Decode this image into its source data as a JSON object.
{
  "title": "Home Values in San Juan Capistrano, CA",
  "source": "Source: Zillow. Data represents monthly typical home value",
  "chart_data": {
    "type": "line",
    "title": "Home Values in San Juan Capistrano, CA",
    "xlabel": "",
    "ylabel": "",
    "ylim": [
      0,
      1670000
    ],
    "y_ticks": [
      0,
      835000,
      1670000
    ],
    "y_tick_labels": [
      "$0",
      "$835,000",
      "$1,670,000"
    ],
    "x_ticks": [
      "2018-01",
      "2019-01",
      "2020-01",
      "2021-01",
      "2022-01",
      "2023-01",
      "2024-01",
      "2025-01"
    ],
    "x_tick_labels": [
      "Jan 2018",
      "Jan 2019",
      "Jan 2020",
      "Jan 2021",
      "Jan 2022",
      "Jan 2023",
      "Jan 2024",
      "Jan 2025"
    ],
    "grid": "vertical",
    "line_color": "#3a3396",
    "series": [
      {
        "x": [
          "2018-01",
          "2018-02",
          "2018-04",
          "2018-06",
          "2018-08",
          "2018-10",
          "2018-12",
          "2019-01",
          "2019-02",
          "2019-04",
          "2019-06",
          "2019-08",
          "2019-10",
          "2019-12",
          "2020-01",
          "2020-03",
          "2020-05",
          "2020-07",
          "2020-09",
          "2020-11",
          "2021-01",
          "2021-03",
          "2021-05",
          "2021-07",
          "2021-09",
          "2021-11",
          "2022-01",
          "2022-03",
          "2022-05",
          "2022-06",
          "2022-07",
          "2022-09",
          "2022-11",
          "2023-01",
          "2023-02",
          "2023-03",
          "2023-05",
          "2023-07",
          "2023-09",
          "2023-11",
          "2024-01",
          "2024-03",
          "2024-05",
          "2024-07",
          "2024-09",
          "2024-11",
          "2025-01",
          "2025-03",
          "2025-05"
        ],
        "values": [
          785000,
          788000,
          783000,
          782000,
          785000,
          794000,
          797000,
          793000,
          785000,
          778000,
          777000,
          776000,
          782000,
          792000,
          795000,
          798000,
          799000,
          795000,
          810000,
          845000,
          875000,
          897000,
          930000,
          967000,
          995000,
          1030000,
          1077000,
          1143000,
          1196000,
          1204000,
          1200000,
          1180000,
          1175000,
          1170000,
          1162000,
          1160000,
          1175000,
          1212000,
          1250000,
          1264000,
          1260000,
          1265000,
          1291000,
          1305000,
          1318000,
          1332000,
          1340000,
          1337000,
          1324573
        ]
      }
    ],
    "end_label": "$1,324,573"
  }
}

^^^^^^^^

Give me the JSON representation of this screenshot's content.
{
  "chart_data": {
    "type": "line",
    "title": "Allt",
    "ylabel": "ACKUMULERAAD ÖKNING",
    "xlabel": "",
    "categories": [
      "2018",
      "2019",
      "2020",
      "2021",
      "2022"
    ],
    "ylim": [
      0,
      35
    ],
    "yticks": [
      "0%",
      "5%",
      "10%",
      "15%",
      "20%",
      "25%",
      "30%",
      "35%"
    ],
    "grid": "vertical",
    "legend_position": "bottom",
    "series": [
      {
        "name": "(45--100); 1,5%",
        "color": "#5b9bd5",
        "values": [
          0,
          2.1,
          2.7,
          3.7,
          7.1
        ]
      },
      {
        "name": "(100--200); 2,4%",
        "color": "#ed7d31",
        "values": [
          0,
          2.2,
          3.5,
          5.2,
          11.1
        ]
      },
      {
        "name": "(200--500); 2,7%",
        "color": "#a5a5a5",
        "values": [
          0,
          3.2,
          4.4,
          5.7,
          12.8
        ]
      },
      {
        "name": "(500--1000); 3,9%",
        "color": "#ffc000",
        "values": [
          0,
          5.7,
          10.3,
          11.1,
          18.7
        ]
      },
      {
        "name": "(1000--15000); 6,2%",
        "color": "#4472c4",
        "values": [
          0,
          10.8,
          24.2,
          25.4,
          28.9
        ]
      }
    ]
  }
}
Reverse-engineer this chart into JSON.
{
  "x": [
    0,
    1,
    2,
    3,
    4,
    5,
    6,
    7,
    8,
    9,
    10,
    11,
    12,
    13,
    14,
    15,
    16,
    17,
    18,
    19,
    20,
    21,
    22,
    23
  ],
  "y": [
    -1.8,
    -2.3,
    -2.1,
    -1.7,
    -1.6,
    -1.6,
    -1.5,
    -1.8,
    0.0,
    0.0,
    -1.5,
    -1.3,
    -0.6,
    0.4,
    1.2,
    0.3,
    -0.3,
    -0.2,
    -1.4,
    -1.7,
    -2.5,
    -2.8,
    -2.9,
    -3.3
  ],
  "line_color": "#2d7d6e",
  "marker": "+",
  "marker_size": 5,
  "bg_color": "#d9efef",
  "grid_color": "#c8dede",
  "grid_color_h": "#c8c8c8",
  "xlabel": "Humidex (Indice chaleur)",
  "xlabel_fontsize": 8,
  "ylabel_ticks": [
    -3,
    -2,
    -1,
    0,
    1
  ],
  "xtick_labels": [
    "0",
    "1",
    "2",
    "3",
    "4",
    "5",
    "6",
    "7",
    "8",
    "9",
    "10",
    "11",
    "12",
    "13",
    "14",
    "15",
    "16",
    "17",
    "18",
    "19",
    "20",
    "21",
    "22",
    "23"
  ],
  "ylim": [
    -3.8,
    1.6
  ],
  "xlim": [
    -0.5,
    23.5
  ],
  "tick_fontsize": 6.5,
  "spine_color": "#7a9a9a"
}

^^^^^^^^

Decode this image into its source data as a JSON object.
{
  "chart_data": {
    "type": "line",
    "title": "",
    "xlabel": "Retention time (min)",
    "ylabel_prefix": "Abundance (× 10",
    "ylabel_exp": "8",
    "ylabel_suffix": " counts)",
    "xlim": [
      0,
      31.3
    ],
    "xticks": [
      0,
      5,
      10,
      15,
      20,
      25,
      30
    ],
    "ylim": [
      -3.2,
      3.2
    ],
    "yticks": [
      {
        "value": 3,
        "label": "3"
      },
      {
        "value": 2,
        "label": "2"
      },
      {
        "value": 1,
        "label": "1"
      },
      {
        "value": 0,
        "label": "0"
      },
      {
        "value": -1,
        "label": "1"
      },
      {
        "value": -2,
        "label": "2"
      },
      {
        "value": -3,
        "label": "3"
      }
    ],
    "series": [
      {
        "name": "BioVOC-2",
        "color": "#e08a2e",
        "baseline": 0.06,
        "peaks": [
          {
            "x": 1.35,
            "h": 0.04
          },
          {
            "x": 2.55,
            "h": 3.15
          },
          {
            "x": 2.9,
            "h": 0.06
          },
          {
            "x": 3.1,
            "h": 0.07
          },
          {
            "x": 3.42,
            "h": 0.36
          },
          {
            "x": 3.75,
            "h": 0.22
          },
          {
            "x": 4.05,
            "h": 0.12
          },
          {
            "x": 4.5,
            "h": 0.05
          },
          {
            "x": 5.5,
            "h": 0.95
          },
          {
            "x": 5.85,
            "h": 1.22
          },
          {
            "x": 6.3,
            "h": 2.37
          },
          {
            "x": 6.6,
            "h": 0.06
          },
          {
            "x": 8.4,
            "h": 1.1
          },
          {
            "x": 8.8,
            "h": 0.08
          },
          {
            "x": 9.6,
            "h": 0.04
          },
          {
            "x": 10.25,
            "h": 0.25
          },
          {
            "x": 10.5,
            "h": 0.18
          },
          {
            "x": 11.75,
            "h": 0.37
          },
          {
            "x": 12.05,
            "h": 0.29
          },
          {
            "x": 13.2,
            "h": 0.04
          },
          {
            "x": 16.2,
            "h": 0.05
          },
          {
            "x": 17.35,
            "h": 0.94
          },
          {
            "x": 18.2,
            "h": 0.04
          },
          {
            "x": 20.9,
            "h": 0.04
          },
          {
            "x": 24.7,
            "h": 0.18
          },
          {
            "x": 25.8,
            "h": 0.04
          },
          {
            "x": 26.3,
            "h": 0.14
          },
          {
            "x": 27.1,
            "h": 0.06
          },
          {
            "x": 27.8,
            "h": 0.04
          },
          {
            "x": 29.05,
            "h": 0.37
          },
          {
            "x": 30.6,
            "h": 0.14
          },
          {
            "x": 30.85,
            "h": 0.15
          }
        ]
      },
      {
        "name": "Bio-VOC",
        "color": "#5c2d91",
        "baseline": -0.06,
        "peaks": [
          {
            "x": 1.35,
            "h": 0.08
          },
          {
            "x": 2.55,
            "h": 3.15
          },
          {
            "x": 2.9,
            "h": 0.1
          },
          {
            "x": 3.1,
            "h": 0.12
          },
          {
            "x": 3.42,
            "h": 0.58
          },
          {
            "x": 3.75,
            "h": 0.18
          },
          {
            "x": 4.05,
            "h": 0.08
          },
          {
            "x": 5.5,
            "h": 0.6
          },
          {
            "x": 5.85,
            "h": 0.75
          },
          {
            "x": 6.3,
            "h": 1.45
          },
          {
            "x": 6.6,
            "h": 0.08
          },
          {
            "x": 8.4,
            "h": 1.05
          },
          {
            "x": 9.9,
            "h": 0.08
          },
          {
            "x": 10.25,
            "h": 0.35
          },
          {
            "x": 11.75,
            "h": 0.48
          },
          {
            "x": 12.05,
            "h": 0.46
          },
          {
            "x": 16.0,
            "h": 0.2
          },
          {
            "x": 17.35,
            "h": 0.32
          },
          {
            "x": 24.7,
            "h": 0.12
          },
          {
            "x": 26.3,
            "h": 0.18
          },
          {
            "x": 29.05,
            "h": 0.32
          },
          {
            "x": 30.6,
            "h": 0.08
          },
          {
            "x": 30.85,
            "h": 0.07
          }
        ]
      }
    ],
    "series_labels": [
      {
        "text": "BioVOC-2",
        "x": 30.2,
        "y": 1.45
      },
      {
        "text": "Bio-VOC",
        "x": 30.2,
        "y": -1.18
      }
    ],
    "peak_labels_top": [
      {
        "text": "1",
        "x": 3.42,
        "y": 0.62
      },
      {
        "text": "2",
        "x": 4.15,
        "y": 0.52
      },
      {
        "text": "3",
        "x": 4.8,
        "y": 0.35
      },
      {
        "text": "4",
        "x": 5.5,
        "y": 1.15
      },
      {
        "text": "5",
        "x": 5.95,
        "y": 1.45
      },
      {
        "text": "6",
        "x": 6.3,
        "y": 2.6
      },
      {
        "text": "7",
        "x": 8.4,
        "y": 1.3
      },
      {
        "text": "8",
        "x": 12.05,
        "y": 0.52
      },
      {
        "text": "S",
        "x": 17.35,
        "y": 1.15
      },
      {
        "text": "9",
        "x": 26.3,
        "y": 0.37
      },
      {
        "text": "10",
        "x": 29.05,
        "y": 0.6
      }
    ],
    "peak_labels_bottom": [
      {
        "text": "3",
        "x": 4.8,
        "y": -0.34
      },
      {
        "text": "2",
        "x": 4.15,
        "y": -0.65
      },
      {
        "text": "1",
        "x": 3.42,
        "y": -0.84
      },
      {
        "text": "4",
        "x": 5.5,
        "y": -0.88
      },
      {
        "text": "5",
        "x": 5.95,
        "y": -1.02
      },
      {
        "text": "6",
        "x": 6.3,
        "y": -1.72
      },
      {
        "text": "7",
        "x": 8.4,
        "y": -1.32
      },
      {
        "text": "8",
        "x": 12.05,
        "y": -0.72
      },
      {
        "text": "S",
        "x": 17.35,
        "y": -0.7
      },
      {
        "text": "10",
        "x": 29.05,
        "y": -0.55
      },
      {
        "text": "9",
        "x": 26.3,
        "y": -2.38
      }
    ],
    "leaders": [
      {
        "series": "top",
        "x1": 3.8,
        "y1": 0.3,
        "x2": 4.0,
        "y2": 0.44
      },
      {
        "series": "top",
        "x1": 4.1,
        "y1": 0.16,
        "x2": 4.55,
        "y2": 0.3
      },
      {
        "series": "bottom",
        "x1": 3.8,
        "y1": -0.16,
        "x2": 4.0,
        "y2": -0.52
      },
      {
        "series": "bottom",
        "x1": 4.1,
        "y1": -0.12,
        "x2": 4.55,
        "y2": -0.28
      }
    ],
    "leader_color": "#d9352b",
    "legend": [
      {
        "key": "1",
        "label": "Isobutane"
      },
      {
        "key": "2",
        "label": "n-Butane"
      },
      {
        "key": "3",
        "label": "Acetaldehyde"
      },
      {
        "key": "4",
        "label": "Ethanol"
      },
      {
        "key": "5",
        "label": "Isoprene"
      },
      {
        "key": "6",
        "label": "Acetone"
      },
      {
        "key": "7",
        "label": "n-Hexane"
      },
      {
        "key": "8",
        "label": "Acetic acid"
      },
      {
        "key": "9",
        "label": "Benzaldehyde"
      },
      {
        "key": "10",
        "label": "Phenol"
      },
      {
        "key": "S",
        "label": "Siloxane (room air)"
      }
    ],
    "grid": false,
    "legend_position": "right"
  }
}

^^^^^^^^

* **What is being asked**
In the entries above, find lines with "JSON" and copy each.

* **Exercise solution**
Decode this image into its source data as a JSON object.
Give me the JSON representation of this screenshot's content.
Reverse-engineer this chart into JSON.
Decode this image into its source data as a JSON object.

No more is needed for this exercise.